> [Task to carry out]:
Repeat every entry word for word, but leave the images out of your copy.

> [Material shown]:
^^^^^^^^^^^^^^^^
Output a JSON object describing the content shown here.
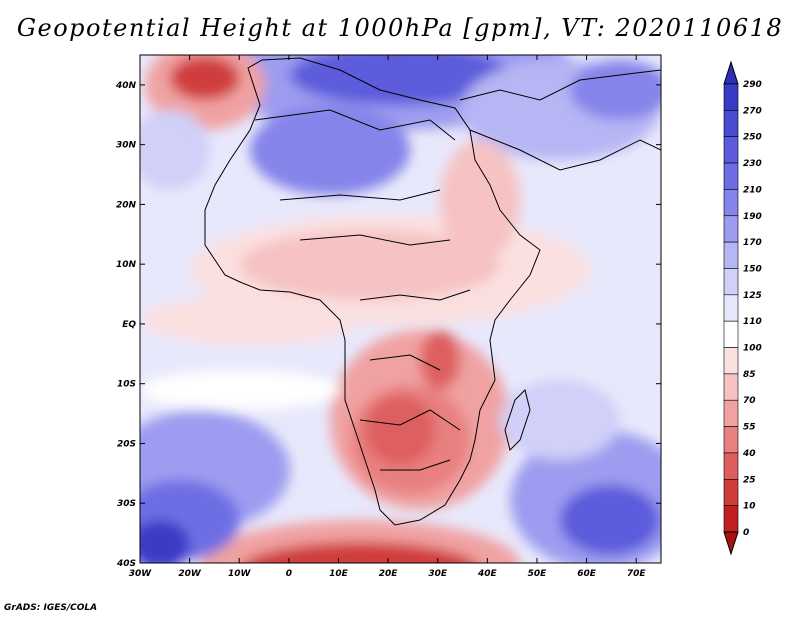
{
  "title": "Geopotential Height at 1000hPa [gpm], VT: 2020110618",
  "footer": "GrADS: IGES/COLA",
  "map": {
    "lon_range": [
      -30,
      75
    ],
    "lat_range": [
      -40,
      45
    ],
    "x_ticks": [
      "30W",
      "20W",
      "10W",
      "0",
      "10E",
      "20E",
      "30E",
      "40E",
      "50E",
      "60E",
      "70E"
    ],
    "y_ticks": [
      "40S",
      "30S",
      "20S",
      "10S",
      "EQ",
      "10N",
      "20N",
      "30N",
      "40N"
    ]
  },
  "colorbar": {
    "levels": [
      "290",
      "270",
      "250",
      "230",
      "210",
      "190",
      "170",
      "150",
      "125",
      "110",
      "100",
      "85",
      "70",
      "55",
      "40",
      "25",
      "10",
      "0"
    ],
    "colors": [
      "#2e2eb8",
      "#3a3ac6",
      "#4a4ad2",
      "#5c5cdc",
      "#6e6ee4",
      "#8484ea",
      "#9c9cf0",
      "#b6b6f4",
      "#d0d0f8",
      "#e8e8fc",
      "#ffffff",
      "#fbe0e0",
      "#f6c2c2",
      "#f0a2a2",
      "#e88080",
      "#de5e5e",
      "#d03c3c",
      "#c02020",
      "#ac1010"
    ]
  }
}
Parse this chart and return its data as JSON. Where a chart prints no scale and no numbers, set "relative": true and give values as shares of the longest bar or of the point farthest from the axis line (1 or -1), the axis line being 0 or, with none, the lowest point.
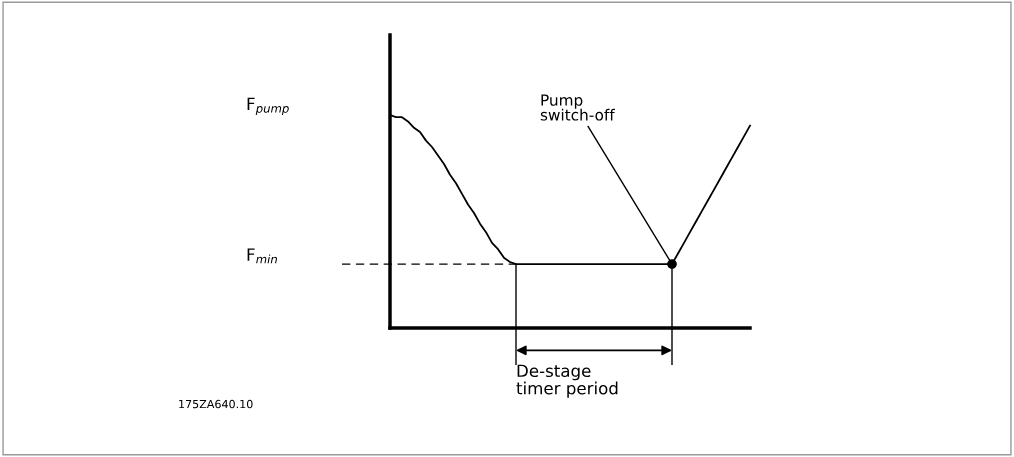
{
  "chart_data": {
    "type": "line",
    "relative": true,
    "categories": [
      null,
      null,
      null,
      null,
      null,
      null,
      null,
      null,
      null,
      null,
      null,
      null,
      null,
      null,
      null,
      null,
      null,
      null,
      null,
      null,
      null,
      null,
      null,
      null,
      null,
      null,
      null,
      null,
      null,
      null,
      null,
      null,
      null,
      null,
      null,
      null,
      null,
      null,
      null,
      null,
      null,
      null,
      null,
      null,
      null,
      null,
      null,
      null,
      null,
      null,
      null,
      null,
      null,
      null,
      null,
      null,
      null,
      null,
      null,
      null,
      null
    ],
    "series": [
      {
        "color": "#000000",
        "values": [
          1.0,
          0.99,
          0.99,
          0.97,
          0.94,
          0.92,
          0.88,
          0.85,
          0.81,
          0.77,
          0.72,
          0.68,
          0.63,
          0.58,
          0.54,
          0.49,
          0.45,
          0.4,
          0.37,
          0.33,
          0.31,
          0.3,
          0.3,
          0.3,
          0.3,
          0.3,
          0.3,
          0.3,
          0.3,
          0.3,
          0.3,
          0.3,
          0.3,
          0.3,
          0.3,
          0.3,
          0.3,
          0.3,
          0.3,
          0.3,
          0.3,
          0.3,
          0.3,
          0.3,
          0.3,
          0.3,
          0.3,
          0.3,
          0.35,
          0.4,
          0.45,
          0.5,
          0.55,
          0.6,
          0.65,
          0.7,
          0.75,
          0.8,
          0.85,
          0.9,
          0.95
        ]
      }
    ],
    "ref_lines": [
      {
        "axis": "y",
        "value": 0.3,
        "label": "F$_{min}$",
        "color": "#000000",
        "line_style": "dashed"
      }
    ],
    "annotations": [
      "F$_{pump}$",
      "Pump\nswitch-off",
      "De-stage\ntimer period",
      "175ZA640.10"
    ],
    "line_style": "solid"
  }
}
^^^^^^^^^^^^^^^^
> [Task result]:
Output a JSON object describing the content shown here.
{
  "title": "Geopotential Height at 1000hPa [gpm], VT: 2020110618",
  "footer": "GrADS: IGES/COLA",
  "map": {
    "lon_range": [
      -30,
      75
    ],
    "lat_range": [
      -40,
      45
    ],
    "x_ticks": [
      "30W",
      "20W",
      "10W",
      "0",
      "10E",
      "20E",
      "30E",
      "40E",
      "50E",
      "60E",
      "70E"
    ],
    "y_ticks": [
      "40S",
      "30S",
      "20S",
      "10S",
      "EQ",
      "10N",
      "20N",
      "30N",
      "40N"
    ]
  },
  "colorbar": {
    "levels": [
      "290",
      "270",
      "250",
      "230",
      "210",
      "190",
      "170",
      "150",
      "125",
      "110",
      "100",
      "85",
      "70",
      "55",
      "40",
      "25",
      "10",
      "0"
    ],
    "colors": [
      "#2e2eb8",
      "#3a3ac6",
      "#4a4ad2",
      "#5c5cdc",
      "#6e6ee4",
      "#8484ea",
      "#9c9cf0",
      "#b6b6f4",
      "#d0d0f8",
      "#e8e8fc",
      "#ffffff",
      "#fbe0e0",
      "#f6c2c2",
      "#f0a2a2",
      "#e88080",
      "#de5e5e",
      "#d03c3c",
      "#c02020",
      "#ac1010"
    ]
  }
}
Parse this chart and return its data as JSON. Where a chart prints no scale and no numbers, set "relative": true and give values as shares of the longest bar or of the point farthest from the axis line (1 or -1), the axis line being 0 or, with none, the lowest point.
{
  "chart_data": {
    "type": "line",
    "relative": true,
    "categories": [
      null,
      null,
      null,
      null,
      null,
      null,
      null,
      null,
      null,
      null,
      null,
      null,
      null,
      null,
      null,
      null,
      null,
      null,
      null,
      null,
      null,
      null,
      null,
      null,
      null,
      null,
      null,
      null,
      null,
      null,
      null,
      null,
      null,
      null,
      null,
      null,
      null,
      null,
      null,
      null,
      null,
      null,
      null,
      null,
      null,
      null,
      null,
      null,
      null,
      null,
      null,
      null,
      null,
      null,
      null,
      null,
      null,
      null,
      null,
      null,
      null
    ],
    "series": [
      {
        "color": "#000000",
        "values": [
          1.0,
          0.99,
          0.99,
          0.97,
          0.94,
          0.92,
          0.88,
          0.85,
          0.81,
          0.77,
          0.72,
          0.68,
          0.63,
          0.58,
          0.54,
          0.49,
          0.45,
          0.4,
          0.37,
          0.33,
          0.31,
          0.3,
          0.3,
          0.3,
          0.3,
          0.3,
          0.3,
          0.3,
          0.3,
          0.3,
          0.3,
          0.3,
          0.3,
          0.3,
          0.3,
          0.3,
          0.3,
          0.3,
          0.3,
          0.3,
          0.3,
          0.3,
          0.3,
          0.3,
          0.3,
          0.3,
          0.3,
          0.3,
          0.35,
          0.4,
          0.45,
          0.5,
          0.55,
          0.6,
          0.65,
          0.7,
          0.75,
          0.8,
          0.85,
          0.9,
          0.95
        ]
      }
    ],
    "ref_lines": [
      {
        "axis": "y",
        "value": 0.3,
        "label": "F$_{min}$",
        "color": "#000000",
        "line_style": "dashed"
      }
    ],
    "annotations": [
      "F$_{pump}$",
      "Pump\nswitch-off",
      "De-stage\ntimer period",
      "175ZA640.10"
    ],
    "line_style": "solid"
  }
}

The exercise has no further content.